* [INSTRUCTIONS TO FOLLOW]: Below is a listing; copy all of it exactly.

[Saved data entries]
## start

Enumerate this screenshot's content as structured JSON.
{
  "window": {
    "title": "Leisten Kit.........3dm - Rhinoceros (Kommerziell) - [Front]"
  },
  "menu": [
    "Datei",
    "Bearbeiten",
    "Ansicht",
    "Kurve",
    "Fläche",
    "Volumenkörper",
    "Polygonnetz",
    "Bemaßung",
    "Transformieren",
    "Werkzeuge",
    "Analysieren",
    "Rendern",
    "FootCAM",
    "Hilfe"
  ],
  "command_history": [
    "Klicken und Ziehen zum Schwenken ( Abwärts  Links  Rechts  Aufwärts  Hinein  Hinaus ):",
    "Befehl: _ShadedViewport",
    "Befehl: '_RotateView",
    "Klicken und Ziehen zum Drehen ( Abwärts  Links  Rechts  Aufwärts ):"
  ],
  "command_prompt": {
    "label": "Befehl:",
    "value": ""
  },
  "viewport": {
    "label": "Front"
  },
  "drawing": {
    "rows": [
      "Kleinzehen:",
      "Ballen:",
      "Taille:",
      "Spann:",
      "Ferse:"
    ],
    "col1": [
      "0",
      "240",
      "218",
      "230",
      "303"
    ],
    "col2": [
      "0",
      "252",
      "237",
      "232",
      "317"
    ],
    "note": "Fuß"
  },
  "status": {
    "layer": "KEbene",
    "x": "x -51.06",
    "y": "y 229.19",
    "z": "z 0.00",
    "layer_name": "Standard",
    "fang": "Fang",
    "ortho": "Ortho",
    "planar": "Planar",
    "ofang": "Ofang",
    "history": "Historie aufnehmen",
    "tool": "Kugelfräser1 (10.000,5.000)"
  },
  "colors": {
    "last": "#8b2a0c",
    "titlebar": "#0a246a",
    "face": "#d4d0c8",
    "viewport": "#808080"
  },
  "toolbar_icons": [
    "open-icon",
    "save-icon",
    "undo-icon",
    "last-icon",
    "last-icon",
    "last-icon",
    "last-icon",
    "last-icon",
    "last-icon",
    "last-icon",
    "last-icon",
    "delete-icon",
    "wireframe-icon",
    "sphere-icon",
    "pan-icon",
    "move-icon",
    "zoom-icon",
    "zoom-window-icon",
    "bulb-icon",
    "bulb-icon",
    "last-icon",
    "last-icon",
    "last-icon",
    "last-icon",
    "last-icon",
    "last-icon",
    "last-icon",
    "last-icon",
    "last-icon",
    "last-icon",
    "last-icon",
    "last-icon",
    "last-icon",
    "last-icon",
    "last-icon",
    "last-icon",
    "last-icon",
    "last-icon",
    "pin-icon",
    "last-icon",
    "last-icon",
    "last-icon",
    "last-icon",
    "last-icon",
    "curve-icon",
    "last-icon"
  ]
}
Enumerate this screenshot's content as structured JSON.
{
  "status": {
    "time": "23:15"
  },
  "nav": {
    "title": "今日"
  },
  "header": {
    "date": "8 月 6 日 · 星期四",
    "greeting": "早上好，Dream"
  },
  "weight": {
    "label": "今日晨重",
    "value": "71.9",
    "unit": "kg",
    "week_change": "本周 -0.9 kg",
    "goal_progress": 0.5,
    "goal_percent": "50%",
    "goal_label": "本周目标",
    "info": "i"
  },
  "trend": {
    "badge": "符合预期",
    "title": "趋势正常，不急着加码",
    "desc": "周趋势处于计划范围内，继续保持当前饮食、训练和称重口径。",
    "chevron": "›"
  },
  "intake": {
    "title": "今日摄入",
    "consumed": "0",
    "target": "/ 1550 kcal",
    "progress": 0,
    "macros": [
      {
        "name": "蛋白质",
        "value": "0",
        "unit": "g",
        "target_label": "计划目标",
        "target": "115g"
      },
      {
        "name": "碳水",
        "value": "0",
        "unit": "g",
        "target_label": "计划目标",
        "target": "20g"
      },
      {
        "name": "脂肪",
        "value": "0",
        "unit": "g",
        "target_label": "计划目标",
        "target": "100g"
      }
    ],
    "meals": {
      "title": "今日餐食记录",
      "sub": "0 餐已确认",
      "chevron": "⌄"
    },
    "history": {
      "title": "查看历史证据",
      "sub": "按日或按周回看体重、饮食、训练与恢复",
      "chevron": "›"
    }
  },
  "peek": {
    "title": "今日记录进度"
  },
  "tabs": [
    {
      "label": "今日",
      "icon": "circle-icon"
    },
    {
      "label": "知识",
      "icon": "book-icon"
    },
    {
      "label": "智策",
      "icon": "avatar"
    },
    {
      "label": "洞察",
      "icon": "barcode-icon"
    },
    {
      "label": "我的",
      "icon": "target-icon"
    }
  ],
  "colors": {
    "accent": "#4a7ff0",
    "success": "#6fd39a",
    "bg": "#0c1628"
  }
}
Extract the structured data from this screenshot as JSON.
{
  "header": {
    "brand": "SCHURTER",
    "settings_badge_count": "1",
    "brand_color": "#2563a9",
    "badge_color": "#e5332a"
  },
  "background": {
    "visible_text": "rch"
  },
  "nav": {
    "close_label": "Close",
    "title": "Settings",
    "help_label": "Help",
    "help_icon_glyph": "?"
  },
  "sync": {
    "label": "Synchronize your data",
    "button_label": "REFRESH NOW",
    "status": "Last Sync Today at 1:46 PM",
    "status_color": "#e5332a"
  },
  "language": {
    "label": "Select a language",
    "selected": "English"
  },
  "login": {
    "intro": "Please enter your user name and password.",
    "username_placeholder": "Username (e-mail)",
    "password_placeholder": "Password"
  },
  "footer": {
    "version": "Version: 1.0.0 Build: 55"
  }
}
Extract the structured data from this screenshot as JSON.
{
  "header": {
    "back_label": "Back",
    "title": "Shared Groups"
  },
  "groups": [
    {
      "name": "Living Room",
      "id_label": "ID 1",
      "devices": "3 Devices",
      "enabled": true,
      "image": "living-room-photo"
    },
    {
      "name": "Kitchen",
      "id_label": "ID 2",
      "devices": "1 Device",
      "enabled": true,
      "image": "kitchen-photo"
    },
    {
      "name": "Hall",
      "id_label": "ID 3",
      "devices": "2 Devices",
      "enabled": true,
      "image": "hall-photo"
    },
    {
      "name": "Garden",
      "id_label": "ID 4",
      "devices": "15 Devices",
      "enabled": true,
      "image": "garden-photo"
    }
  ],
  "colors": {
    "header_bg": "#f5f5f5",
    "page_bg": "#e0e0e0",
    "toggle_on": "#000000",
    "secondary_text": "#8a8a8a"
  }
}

## end

* [TASK RESPONSE]:
Enumerate this screenshot's content as structured JSON.
{
  "window": {
    "title": "Leisten Kit.........3dm - Rhinoceros (Kommerziell) - [Front]"
  },
  "menu": [
    "Datei",
    "Bearbeiten",
    "Ansicht",
    "Kurve",
    "Fläche",
    "Volumenkörper",
    "Polygonnetz",
    "Bemaßung",
    "Transformieren",
    "Werkzeuge",
    "Analysieren",
    "Rendern",
    "FootCAM",
    "Hilfe"
  ],
  "command_history": [
    "Klicken und Ziehen zum Schwenken ( Abwärts  Links  Rechts  Aufwärts  Hinein  Hinaus ):",
    "Befehl: _ShadedViewport",
    "Befehl: '_RotateView",
    "Klicken und Ziehen zum Drehen ( Abwärts  Links  Rechts  Aufwärts ):"
  ],
  "command_prompt": {
    "label": "Befehl:",
    "value": ""
  },
  "viewport": {
    "label": "Front"
  },
  "drawing": {
    "rows": [
      "Kleinzehen:",
      "Ballen:",
      "Taille:",
      "Spann:",
      "Ferse:"
    ],
    "col1": [
      "0",
      "240",
      "218",
      "230",
      "303"
    ],
    "col2": [
      "0",
      "252",
      "237",
      "232",
      "317"
    ],
    "note": "Fuß"
  },
  "status": {
    "layer": "KEbene",
    "x": "x -51.06",
    "y": "y 229.19",
    "z": "z 0.00",
    "layer_name": "Standard",
    "fang": "Fang",
    "ortho": "Ortho",
    "planar": "Planar",
    "ofang": "Ofang",
    "history": "Historie aufnehmen",
    "tool": "Kugelfräser1 (10.000,5.000)"
  },
  "colors": {
    "last": "#8b2a0c",
    "titlebar": "#0a246a",
    "face": "#d4d0c8",
    "viewport": "#808080"
  },
  "toolbar_icons": [
    "open-icon",
    "save-icon",
    "undo-icon",
    "last-icon",
    "last-icon",
    "last-icon",
    "last-icon",
    "last-icon",
    "last-icon",
    "last-icon",
    "last-icon",
    "delete-icon",
    "wireframe-icon",
    "sphere-icon",
    "pan-icon",
    "move-icon",
    "zoom-icon",
    "zoom-window-icon",
    "bulb-icon",
    "bulb-icon",
    "last-icon",
    "last-icon",
    "last-icon",
    "last-icon",
    "last-icon",
    "last-icon",
    "last-icon",
    "last-icon",
    "last-icon",
    "last-icon",
    "last-icon",
    "last-icon",
    "last-icon",
    "last-icon",
    "last-icon",
    "last-icon",
    "last-icon",
    "last-icon",
    "pin-icon",
    "last-icon",
    "last-icon",
    "last-icon",
    "last-icon",
    "last-icon",
    "curve-icon",
    "last-icon"
  ]
}
Enumerate this screenshot's content as structured JSON.
{
  "status": {
    "time": "23:15"
  },
  "nav": {
    "title": "今日"
  },
  "header": {
    "date": "8 月 6 日 · 星期四",
    "greeting": "早上好，Dream"
  },
  "weight": {
    "label": "今日晨重",
    "value": "71.9",
    "unit": "kg",
    "week_change": "本周 -0.9 kg",
    "goal_progress": 0.5,
    "goal_percent": "50%",
    "goal_label": "本周目标",
    "info": "i"
  },
  "trend": {
    "badge": "符合预期",
    "title": "趋势正常，不急着加码",
    "desc": "周趋势处于计划范围内，继续保持当前饮食、训练和称重口径。",
    "chevron": "›"
  },
  "intake": {
    "title": "今日摄入",
    "consumed": "0",
    "target": "/ 1550 kcal",
    "progress": 0,
    "macros": [
      {
        "name": "蛋白质",
        "value": "0",
        "unit": "g",
        "target_label": "计划目标",
        "target": "115g"
      },
      {
        "name": "碳水",
        "value": "0",
        "unit": "g",
        "target_label": "计划目标",
        "target": "20g"
      },
      {
        "name": "脂肪",
        "value": "0",
        "unit": "g",
        "target_label": "计划目标",
        "target": "100g"
      }
    ],
    "meals": {
      "title": "今日餐食记录",
      "sub": "0 餐已确认",
      "chevron": "⌄"
    },
    "history": {
      "title": "查看历史证据",
      "sub": "按日或按周回看体重、饮食、训练与恢复",
      "chevron": "›"
    }
  },
  "peek": {
    "title": "今日记录进度"
  },
  "tabs": [
    {
      "label": "今日",
      "icon": "circle-icon"
    },
    {
      "label": "知识",
      "icon": "book-icon"
    },
    {
      "label": "智策",
      "icon": "avatar"
    },
    {
      "label": "洞察",
      "icon": "barcode-icon"
    },
    {
      "label": "我的",
      "icon": "target-icon"
    }
  ],
  "colors": {
    "accent": "#4a7ff0",
    "success": "#6fd39a",
    "bg": "#0c1628"
  }
}
Extract the structured data from this screenshot as JSON.
{
  "header": {
    "brand": "SCHURTER",
    "settings_badge_count": "1",
    "brand_color": "#2563a9",
    "badge_color": "#e5332a"
  },
  "background": {
    "visible_text": "rch"
  },
  "nav": {
    "close_label": "Close",
    "title": "Settings",
    "help_label": "Help",
    "help_icon_glyph": "?"
  },
  "sync": {
    "label": "Synchronize your data",
    "button_label": "REFRESH NOW",
    "status": "Last Sync Today at 1:46 PM",
    "status_color": "#e5332a"
  },
  "language": {
    "label": "Select a language",
    "selected": "English"
  },
  "login": {
    "intro": "Please enter your user name and password.",
    "username_placeholder": "Username (e-mail)",
    "password_placeholder": "Password"
  },
  "footer": {
    "version": "Version: 1.0.0 Build: 55"
  }
}
Extract the structured data from this screenshot as JSON.
{
  "header": {
    "back_label": "Back",
    "title": "Shared Groups"
  },
  "groups": [
    {
      "name": "Living Room",
      "id_label": "ID 1",
      "devices": "3 Devices",
      "enabled": true,
      "image": "living-room-photo"
    },
    {
      "name": "Kitchen",
      "id_label": "ID 2",
      "devices": "1 Device",
      "enabled": true,
      "image": "kitchen-photo"
    },
    {
      "name": "Hall",
      "id_label": "ID 3",
      "devices": "2 Devices",
      "enabled": true,
      "image": "hall-photo"
    },
    {
      "name": "Garden",
      "id_label": "ID 4",
      "devices": "15 Devices",
      "enabled": true,
      "image": "garden-photo"
    }
  ],
  "colors": {
    "header_bg": "#f5f5f5",
    "page_bg": "#e0e0e0",
    "toggle_on": "#000000",
    "secondary_text": "#8a8a8a"
  }
}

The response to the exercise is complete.